**Goal**: Every entry below should be repeated exactly; the pictures should not.
Begin Provided data
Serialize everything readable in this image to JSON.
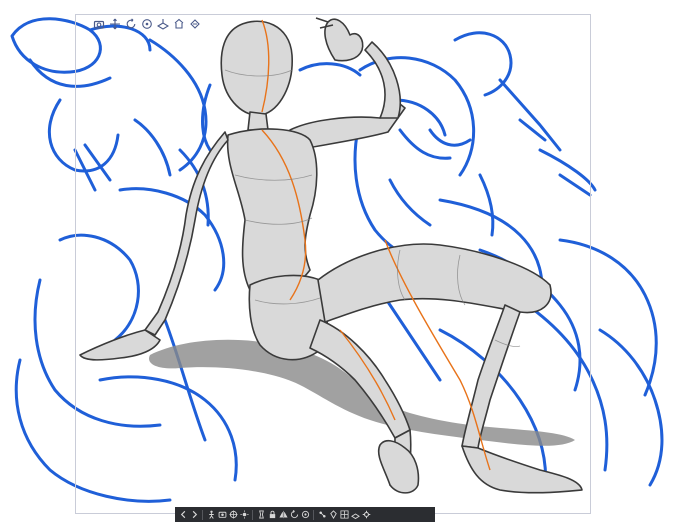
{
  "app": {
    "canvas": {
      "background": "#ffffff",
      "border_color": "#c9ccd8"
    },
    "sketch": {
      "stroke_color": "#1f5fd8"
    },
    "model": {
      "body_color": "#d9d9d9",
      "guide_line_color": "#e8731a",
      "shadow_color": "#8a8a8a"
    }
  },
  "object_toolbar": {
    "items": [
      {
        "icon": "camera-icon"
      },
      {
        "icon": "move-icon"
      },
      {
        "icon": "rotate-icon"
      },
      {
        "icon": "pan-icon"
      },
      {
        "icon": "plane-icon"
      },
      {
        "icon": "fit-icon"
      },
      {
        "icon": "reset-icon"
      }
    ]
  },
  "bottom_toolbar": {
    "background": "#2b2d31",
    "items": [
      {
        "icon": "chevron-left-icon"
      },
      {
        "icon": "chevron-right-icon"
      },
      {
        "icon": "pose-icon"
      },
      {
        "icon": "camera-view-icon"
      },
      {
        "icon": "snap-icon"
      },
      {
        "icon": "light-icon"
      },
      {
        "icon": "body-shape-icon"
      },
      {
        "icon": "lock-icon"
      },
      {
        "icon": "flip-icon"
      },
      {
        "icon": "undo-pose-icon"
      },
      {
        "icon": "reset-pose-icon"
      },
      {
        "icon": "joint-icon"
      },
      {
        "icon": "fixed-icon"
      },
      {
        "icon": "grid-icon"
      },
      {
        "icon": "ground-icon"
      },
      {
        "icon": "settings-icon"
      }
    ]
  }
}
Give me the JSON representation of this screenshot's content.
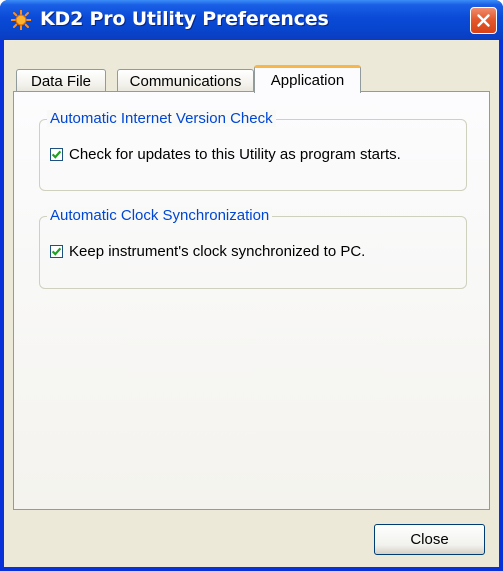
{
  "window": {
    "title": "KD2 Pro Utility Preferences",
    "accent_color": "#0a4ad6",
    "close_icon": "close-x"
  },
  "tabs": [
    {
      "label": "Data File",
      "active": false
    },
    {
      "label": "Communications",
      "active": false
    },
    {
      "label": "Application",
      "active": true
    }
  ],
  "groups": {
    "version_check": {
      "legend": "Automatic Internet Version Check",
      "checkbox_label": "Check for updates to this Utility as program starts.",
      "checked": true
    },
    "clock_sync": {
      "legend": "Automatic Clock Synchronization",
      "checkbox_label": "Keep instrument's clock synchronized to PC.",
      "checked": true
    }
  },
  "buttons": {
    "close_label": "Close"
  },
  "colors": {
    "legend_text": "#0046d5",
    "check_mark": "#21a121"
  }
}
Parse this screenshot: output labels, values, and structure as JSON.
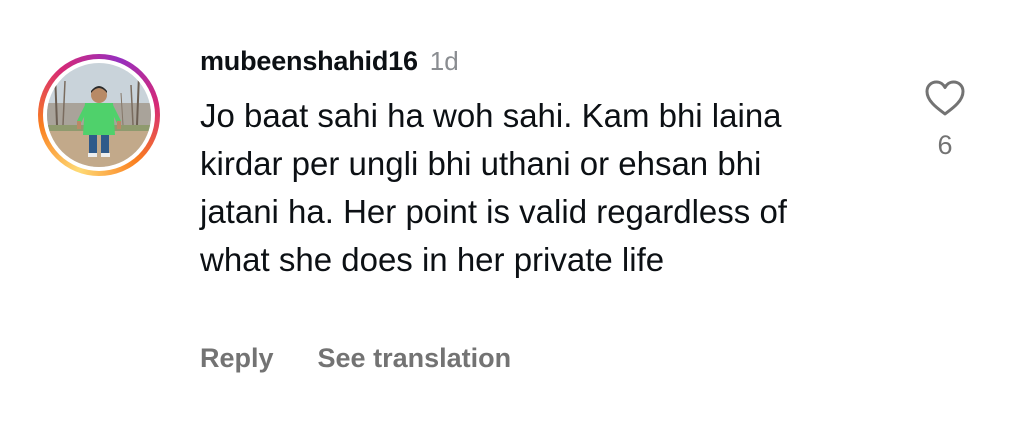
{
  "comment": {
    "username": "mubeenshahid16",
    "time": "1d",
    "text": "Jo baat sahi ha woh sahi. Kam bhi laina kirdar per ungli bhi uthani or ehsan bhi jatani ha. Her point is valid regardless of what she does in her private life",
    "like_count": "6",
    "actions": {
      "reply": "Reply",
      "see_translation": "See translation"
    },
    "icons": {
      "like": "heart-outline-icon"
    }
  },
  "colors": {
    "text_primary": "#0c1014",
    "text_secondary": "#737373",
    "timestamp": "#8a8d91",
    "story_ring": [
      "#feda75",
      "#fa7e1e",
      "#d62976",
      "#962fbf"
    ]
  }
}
End Provided data
**Output for this task**:
Serialize everything readable in this image to JSON.
{
  "app": {
    "canvas": {
      "background": "#ffffff",
      "border_color": "#c9ccd8"
    },
    "sketch": {
      "stroke_color": "#1f5fd8"
    },
    "model": {
      "body_color": "#d9d9d9",
      "guide_line_color": "#e8731a",
      "shadow_color": "#8a8a8a"
    }
  },
  "object_toolbar": {
    "items": [
      {
        "icon": "camera-icon"
      },
      {
        "icon": "move-icon"
      },
      {
        "icon": "rotate-icon"
      },
      {
        "icon": "pan-icon"
      },
      {
        "icon": "plane-icon"
      },
      {
        "icon": "fit-icon"
      },
      {
        "icon": "reset-icon"
      }
    ]
  },
  "bottom_toolbar": {
    "background": "#2b2d31",
    "items": [
      {
        "icon": "chevron-left-icon"
      },
      {
        "icon": "chevron-right-icon"
      },
      {
        "icon": "pose-icon"
      },
      {
        "icon": "camera-view-icon"
      },
      {
        "icon": "snap-icon"
      },
      {
        "icon": "light-icon"
      },
      {
        "icon": "body-shape-icon"
      },
      {
        "icon": "lock-icon"
      },
      {
        "icon": "flip-icon"
      },
      {
        "icon": "undo-pose-icon"
      },
      {
        "icon": "reset-pose-icon"
      },
      {
        "icon": "joint-icon"
      },
      {
        "icon": "fixed-icon"
      },
      {
        "icon": "grid-icon"
      },
      {
        "icon": "ground-icon"
      },
      {
        "icon": "settings-icon"
      }
    ]
  }
}
Give me the JSON representation of this screenshot's content.
{
  "window": {
    "title": "KD2 Pro Utility Preferences",
    "accent_color": "#0a4ad6",
    "close_icon": "close-x"
  },
  "tabs": [
    {
      "label": "Data File",
      "active": false
    },
    {
      "label": "Communications",
      "active": false
    },
    {
      "label": "Application",
      "active": true
    }
  ],
  "groups": {
    "version_check": {
      "legend": "Automatic Internet Version Check",
      "checkbox_label": "Check for updates to this Utility as program starts.",
      "checked": true
    },
    "clock_sync": {
      "legend": "Automatic Clock Synchronization",
      "checkbox_label": "Keep instrument's clock synchronized to PC.",
      "checked": true
    }
  },
  "buttons": {
    "close_label": "Close"
  },
  "colors": {
    "legend_text": "#0046d5",
    "check_mark": "#21a121"
  }
}
Parse this screenshot: output labels, values, and structure as JSON.
{
  "comment": {
    "username": "mubeenshahid16",
    "time": "1d",
    "text": "Jo baat sahi ha woh sahi. Kam bhi laina kirdar per ungli bhi uthani or ehsan bhi jatani ha. Her point is valid regardless of what she does in her private life",
    "like_count": "6",
    "actions": {
      "reply": "Reply",
      "see_translation": "See translation"
    },
    "icons": {
      "like": "heart-outline-icon"
    }
  },
  "colors": {
    "text_primary": "#0c1014",
    "text_secondary": "#737373",
    "timestamp": "#8a8d91",
    "story_ring": [
      "#feda75",
      "#fa7e1e",
      "#d62976",
      "#962fbf"
    ]
  }
}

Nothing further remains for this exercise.